What the exercise asks: Don't copy the pictures; return every other part of the records exactly.

Information given:
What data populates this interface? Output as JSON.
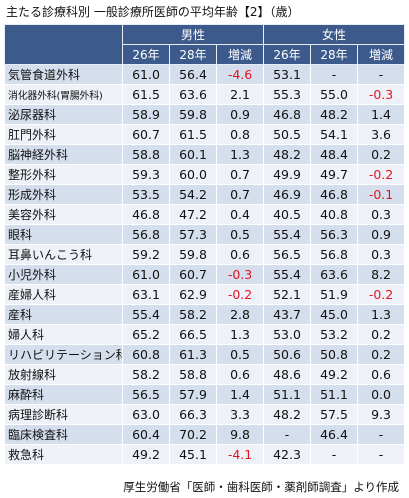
{
  "title": "主たる診療科別 一般診療所医師の平均年齢【2】（歳）",
  "groups": {
    "male": "男性",
    "female": "女性"
  },
  "subheaders": [
    "26年",
    "28年",
    "増減",
    "26年",
    "28年",
    "増減"
  ],
  "rows": [
    {
      "name": "気管食道外科",
      "v": [
        "61.0",
        "56.4",
        "-4.6",
        "53.1",
        "-",
        "-"
      ],
      "neg": [
        false,
        false,
        true,
        false,
        false,
        false
      ]
    },
    {
      "name": "消化器外科(胃腸外科)",
      "v": [
        "61.5",
        "63.6",
        "2.1",
        "55.3",
        "55.0",
        "-0.3"
      ],
      "neg": [
        false,
        false,
        false,
        false,
        false,
        true
      ],
      "small": true
    },
    {
      "name": "泌尿器科",
      "v": [
        "58.9",
        "59.8",
        "0.9",
        "46.8",
        "48.2",
        "1.4"
      ],
      "neg": [
        false,
        false,
        false,
        false,
        false,
        false
      ]
    },
    {
      "name": "肛門外科",
      "v": [
        "60.7",
        "61.5",
        "0.8",
        "50.5",
        "54.1",
        "3.6"
      ],
      "neg": [
        false,
        false,
        false,
        false,
        false,
        false
      ]
    },
    {
      "name": "脳神経外科",
      "v": [
        "58.8",
        "60.1",
        "1.3",
        "48.2",
        "48.4",
        "0.2"
      ],
      "neg": [
        false,
        false,
        false,
        false,
        false,
        false
      ]
    },
    {
      "name": "整形外科",
      "v": [
        "59.3",
        "60.0",
        "0.7",
        "49.9",
        "49.7",
        "-0.2"
      ],
      "neg": [
        false,
        false,
        false,
        false,
        false,
        true
      ]
    },
    {
      "name": "形成外科",
      "v": [
        "53.5",
        "54.2",
        "0.7",
        "46.9",
        "46.8",
        "-0.1"
      ],
      "neg": [
        false,
        false,
        false,
        false,
        false,
        true
      ]
    },
    {
      "name": "美容外科",
      "v": [
        "46.8",
        "47.2",
        "0.4",
        "40.5",
        "40.8",
        "0.3"
      ],
      "neg": [
        false,
        false,
        false,
        false,
        false,
        false
      ]
    },
    {
      "name": "眼科",
      "v": [
        "56.8",
        "57.3",
        "0.5",
        "55.4",
        "56.3",
        "0.9"
      ],
      "neg": [
        false,
        false,
        false,
        false,
        false,
        false
      ]
    },
    {
      "name": "耳鼻いんこう科",
      "v": [
        "59.2",
        "59.8",
        "0.6",
        "56.5",
        "56.8",
        "0.3"
      ],
      "neg": [
        false,
        false,
        false,
        false,
        false,
        false
      ]
    },
    {
      "name": "小児外科",
      "v": [
        "61.0",
        "60.7",
        "-0.3",
        "55.4",
        "63.6",
        "8.2"
      ],
      "neg": [
        false,
        false,
        true,
        false,
        false,
        false
      ]
    },
    {
      "name": "産婦人科",
      "v": [
        "63.1",
        "62.9",
        "-0.2",
        "52.1",
        "51.9",
        "-0.2"
      ],
      "neg": [
        false,
        false,
        true,
        false,
        false,
        true
      ]
    },
    {
      "name": "産科",
      "v": [
        "55.4",
        "58.2",
        "2.8",
        "43.7",
        "45.0",
        "1.3"
      ],
      "neg": [
        false,
        false,
        false,
        false,
        false,
        false
      ]
    },
    {
      "name": "婦人科",
      "v": [
        "65.2",
        "66.5",
        "1.3",
        "53.0",
        "53.2",
        "0.2"
      ],
      "neg": [
        false,
        false,
        false,
        false,
        false,
        false
      ]
    },
    {
      "name": "リハビリテーション科",
      "v": [
        "60.8",
        "61.3",
        "0.5",
        "50.6",
        "50.8",
        "0.2"
      ],
      "neg": [
        false,
        false,
        false,
        false,
        false,
        false
      ]
    },
    {
      "name": "放射線科",
      "v": [
        "58.2",
        "58.8",
        "0.6",
        "48.6",
        "49.2",
        "0.6"
      ],
      "neg": [
        false,
        false,
        false,
        false,
        false,
        false
      ]
    },
    {
      "name": "麻酔科",
      "v": [
        "56.5",
        "57.9",
        "1.4",
        "51.1",
        "51.1",
        "0.0"
      ],
      "neg": [
        false,
        false,
        false,
        false,
        false,
        false
      ]
    },
    {
      "name": "病理診断科",
      "v": [
        "63.0",
        "66.3",
        "3.3",
        "48.2",
        "57.5",
        "9.3"
      ],
      "neg": [
        false,
        false,
        false,
        false,
        false,
        false
      ]
    },
    {
      "name": "臨床検査科",
      "v": [
        "60.4",
        "70.2",
        "9.8",
        "-",
        "46.4",
        "-"
      ],
      "neg": [
        false,
        false,
        false,
        false,
        false,
        false
      ]
    },
    {
      "name": "救急科",
      "v": [
        "49.2",
        "45.1",
        "-4.1",
        "42.3",
        "-",
        "-"
      ],
      "neg": [
        false,
        false,
        true,
        false,
        false,
        false
      ]
    }
  ],
  "source": "厚生労働省「医師・歯科医師・薬剤師調査」より作成",
  "colors": {
    "header": "#3c5b8c",
    "row_odd": "#d5deec",
    "row_even": "#eef2f8",
    "negative": "#e0141e"
  }
}
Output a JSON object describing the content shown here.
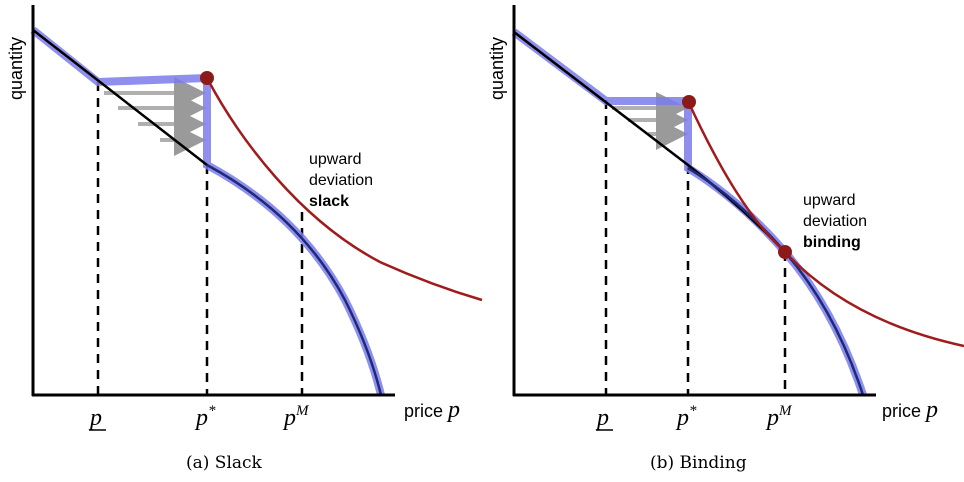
{
  "panels": [
    {
      "caption": "(a) Slack",
      "y_axis_label": "quantity",
      "x_axis_label": "price",
      "x_axis_symbol": "p",
      "ticks": [
        {
          "base": "p",
          "underline": true,
          "sup": ""
        },
        {
          "base": "p",
          "underline": false,
          "sup": "*"
        },
        {
          "base": "p",
          "underline": false,
          "sup": "M"
        }
      ],
      "annotation": {
        "line1": "upward",
        "line2": "deviation",
        "line3": "slack"
      }
    },
    {
      "caption": "(b) Binding",
      "y_axis_label": "quantity",
      "x_axis_label": "price",
      "x_axis_symbol": "p",
      "ticks": [
        {
          "base": "p",
          "underline": true,
          "sup": ""
        },
        {
          "base": "p",
          "underline": false,
          "sup": "*"
        },
        {
          "base": "p",
          "underline": false,
          "sup": "M"
        }
      ],
      "annotation": {
        "line1": "upward",
        "line2": "deviation",
        "line3": "binding"
      }
    }
  ],
  "colors": {
    "axis": "#000000",
    "demand_line": "#000000",
    "profit_curve": "#a01c1c",
    "blue_highlight": "#7b7bea",
    "dark_blue": "#1c2a78",
    "point": "#8b1a1a",
    "arrows": "#b0b0b0"
  }
}
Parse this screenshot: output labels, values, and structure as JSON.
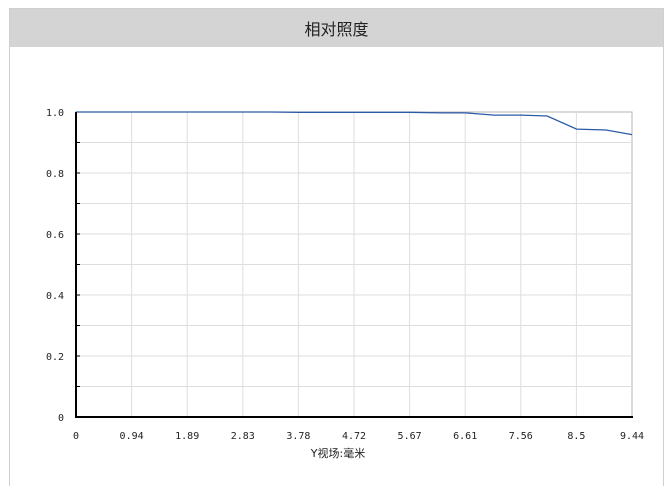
{
  "window": {
    "title": "相对照度"
  },
  "chart_data": {
    "type": "line",
    "title": "相对照度",
    "xlabel": "Y视场:毫米",
    "ylabel": "",
    "xlim": [
      0,
      9.44
    ],
    "ylim": [
      0,
      1.0
    ],
    "x_ticks": [
      "0",
      "0.94",
      "1.89",
      "2.83",
      "3.78",
      "4.72",
      "5.67",
      "6.61",
      "7.56",
      "8.5",
      "9.44"
    ],
    "y_ticks": [
      "1.0",
      "0.8",
      "0.6",
      "0.4",
      "0.2",
      "0"
    ],
    "grid": true,
    "series": [
      {
        "color": "#2b5aa6",
        "x": [
          0,
          0.94,
          1.89,
          2.83,
          3.3,
          3.78,
          4.72,
          5.67,
          6.2,
          6.61,
          7.1,
          7.56,
          8.0,
          8.5,
          9.0,
          9.44
        ],
        "y": [
          1.0,
          1.0,
          1.0,
          1.0,
          1.0,
          0.999,
          0.999,
          0.999,
          0.997,
          0.997,
          0.99,
          0.99,
          0.987,
          0.944,
          0.941,
          0.926
        ]
      }
    ]
  }
}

Answer in full:
What data populates this interface? Output as JSON.
{
  "title": "主たる診療科別 一般診療所医師の平均年齢【2】（歳）",
  "groups": {
    "male": "男性",
    "female": "女性"
  },
  "subheaders": [
    "26年",
    "28年",
    "増減",
    "26年",
    "28年",
    "増減"
  ],
  "rows": [
    {
      "name": "気管食道外科",
      "v": [
        "61.0",
        "56.4",
        "-4.6",
        "53.1",
        "-",
        "-"
      ],
      "neg": [
        false,
        false,
        true,
        false,
        false,
        false
      ]
    },
    {
      "name": "消化器外科(胃腸外科)",
      "v": [
        "61.5",
        "63.6",
        "2.1",
        "55.3",
        "55.0",
        "-0.3"
      ],
      "neg": [
        false,
        false,
        false,
        false,
        false,
        true
      ],
      "small": true
    },
    {
      "name": "泌尿器科",
      "v": [
        "58.9",
        "59.8",
        "0.9",
        "46.8",
        "48.2",
        "1.4"
      ],
      "neg": [
        false,
        false,
        false,
        false,
        false,
        false
      ]
    },
    {
      "name": "肛門外科",
      "v": [
        "60.7",
        "61.5",
        "0.8",
        "50.5",
        "54.1",
        "3.6"
      ],
      "neg": [
        false,
        false,
        false,
        false,
        false,
        false
      ]
    },
    {
      "name": "脳神経外科",
      "v": [
        "58.8",
        "60.1",
        "1.3",
        "48.2",
        "48.4",
        "0.2"
      ],
      "neg": [
        false,
        false,
        false,
        false,
        false,
        false
      ]
    },
    {
      "name": "整形外科",
      "v": [
        "59.3",
        "60.0",
        "0.7",
        "49.9",
        "49.7",
        "-0.2"
      ],
      "neg": [
        false,
        false,
        false,
        false,
        false,
        true
      ]
    },
    {
      "name": "形成外科",
      "v": [
        "53.5",
        "54.2",
        "0.7",
        "46.9",
        "46.8",
        "-0.1"
      ],
      "neg": [
        false,
        false,
        false,
        false,
        false,
        true
      ]
    },
    {
      "name": "美容外科",
      "v": [
        "46.8",
        "47.2",
        "0.4",
        "40.5",
        "40.8",
        "0.3"
      ],
      "neg": [
        false,
        false,
        false,
        false,
        false,
        false
      ]
    },
    {
      "name": "眼科",
      "v": [
        "56.8",
        "57.3",
        "0.5",
        "55.4",
        "56.3",
        "0.9"
      ],
      "neg": [
        false,
        false,
        false,
        false,
        false,
        false
      ]
    },
    {
      "name": "耳鼻いんこう科",
      "v": [
        "59.2",
        "59.8",
        "0.6",
        "56.5",
        "56.8",
        "0.3"
      ],
      "neg": [
        false,
        false,
        false,
        false,
        false,
        false
      ]
    },
    {
      "name": "小児外科",
      "v": [
        "61.0",
        "60.7",
        "-0.3",
        "55.4",
        "63.6",
        "8.2"
      ],
      "neg": [
        false,
        false,
        true,
        false,
        false,
        false
      ]
    },
    {
      "name": "産婦人科",
      "v": [
        "63.1",
        "62.9",
        "-0.2",
        "52.1",
        "51.9",
        "-0.2"
      ],
      "neg": [
        false,
        false,
        true,
        false,
        false,
        true
      ]
    },
    {
      "name": "産科",
      "v": [
        "55.4",
        "58.2",
        "2.8",
        "43.7",
        "45.0",
        "1.3"
      ],
      "neg": [
        false,
        false,
        false,
        false,
        false,
        false
      ]
    },
    {
      "name": "婦人科",
      "v": [
        "65.2",
        "66.5",
        "1.3",
        "53.0",
        "53.2",
        "0.2"
      ],
      "neg": [
        false,
        false,
        false,
        false,
        false,
        false
      ]
    },
    {
      "name": "リハビリテーション科",
      "v": [
        "60.8",
        "61.3",
        "0.5",
        "50.6",
        "50.8",
        "0.2"
      ],
      "neg": [
        false,
        false,
        false,
        false,
        false,
        false
      ]
    },
    {
      "name": "放射線科",
      "v": [
        "58.2",
        "58.8",
        "0.6",
        "48.6",
        "49.2",
        "0.6"
      ],
      "neg": [
        false,
        false,
        false,
        false,
        false,
        false
      ]
    },
    {
      "name": "麻酔科",
      "v": [
        "56.5",
        "57.9",
        "1.4",
        "51.1",
        "51.1",
        "0.0"
      ],
      "neg": [
        false,
        false,
        false,
        false,
        false,
        false
      ]
    },
    {
      "name": "病理診断科",
      "v": [
        "63.0",
        "66.3",
        "3.3",
        "48.2",
        "57.5",
        "9.3"
      ],
      "neg": [
        false,
        false,
        false,
        false,
        false,
        false
      ]
    },
    {
      "name": "臨床検査科",
      "v": [
        "60.4",
        "70.2",
        "9.8",
        "-",
        "46.4",
        "-"
      ],
      "neg": [
        false,
        false,
        false,
        false,
        false,
        false
      ]
    },
    {
      "name": "救急科",
      "v": [
        "49.2",
        "45.1",
        "-4.1",
        "42.3",
        "-",
        "-"
      ],
      "neg": [
        false,
        false,
        true,
        false,
        false,
        false
      ]
    }
  ],
  "source": "厚生労働省「医師・歯科医師・薬剤師調査」より作成",
  "colors": {
    "header": "#3c5b8c",
    "row_odd": "#d5deec",
    "row_even": "#eef2f8",
    "negative": "#e0141e"
  }
}
Output a JSON object describing the content shown here.
{
  "panels": [
    {
      "caption": "(a) Slack",
      "y_axis_label": "quantity",
      "x_axis_label": "price",
      "x_axis_symbol": "p",
      "ticks": [
        {
          "base": "p",
          "underline": true,
          "sup": ""
        },
        {
          "base": "p",
          "underline": false,
          "sup": "*"
        },
        {
          "base": "p",
          "underline": false,
          "sup": "M"
        }
      ],
      "annotation": {
        "line1": "upward",
        "line2": "deviation",
        "line3": "slack"
      }
    },
    {
      "caption": "(b) Binding",
      "y_axis_label": "quantity",
      "x_axis_label": "price",
      "x_axis_symbol": "p",
      "ticks": [
        {
          "base": "p",
          "underline": true,
          "sup": ""
        },
        {
          "base": "p",
          "underline": false,
          "sup": "*"
        },
        {
          "base": "p",
          "underline": false,
          "sup": "M"
        }
      ],
      "annotation": {
        "line1": "upward",
        "line2": "deviation",
        "line3": "binding"
      }
    }
  ],
  "colors": {
    "axis": "#000000",
    "demand_line": "#000000",
    "profit_curve": "#a01c1c",
    "blue_highlight": "#7b7bea",
    "dark_blue": "#1c2a78",
    "point": "#8b1a1a",
    "arrows": "#b0b0b0"
  }
}
Parse this screenshot: output labels, values, and structure as JSON.
{
  "window": {
    "title": "相对照度"
  },
  "chart_data": {
    "type": "line",
    "title": "相对照度",
    "xlabel": "Y视场:毫米",
    "ylabel": "",
    "xlim": [
      0,
      9.44
    ],
    "ylim": [
      0,
      1.0
    ],
    "x_ticks": [
      "0",
      "0.94",
      "1.89",
      "2.83",
      "3.78",
      "4.72",
      "5.67",
      "6.61",
      "7.56",
      "8.5",
      "9.44"
    ],
    "y_ticks": [
      "1.0",
      "0.8",
      "0.6",
      "0.4",
      "0.2",
      "0"
    ],
    "grid": true,
    "series": [
      {
        "color": "#2b5aa6",
        "x": [
          0,
          0.94,
          1.89,
          2.83,
          3.3,
          3.78,
          4.72,
          5.67,
          6.2,
          6.61,
          7.1,
          7.56,
          8.0,
          8.5,
          9.0,
          9.44
        ],
        "y": [
          1.0,
          1.0,
          1.0,
          1.0,
          1.0,
          0.999,
          0.999,
          0.999,
          0.997,
          0.997,
          0.99,
          0.99,
          0.987,
          0.944,
          0.941,
          0.926
        ]
      }
    ]
  }
}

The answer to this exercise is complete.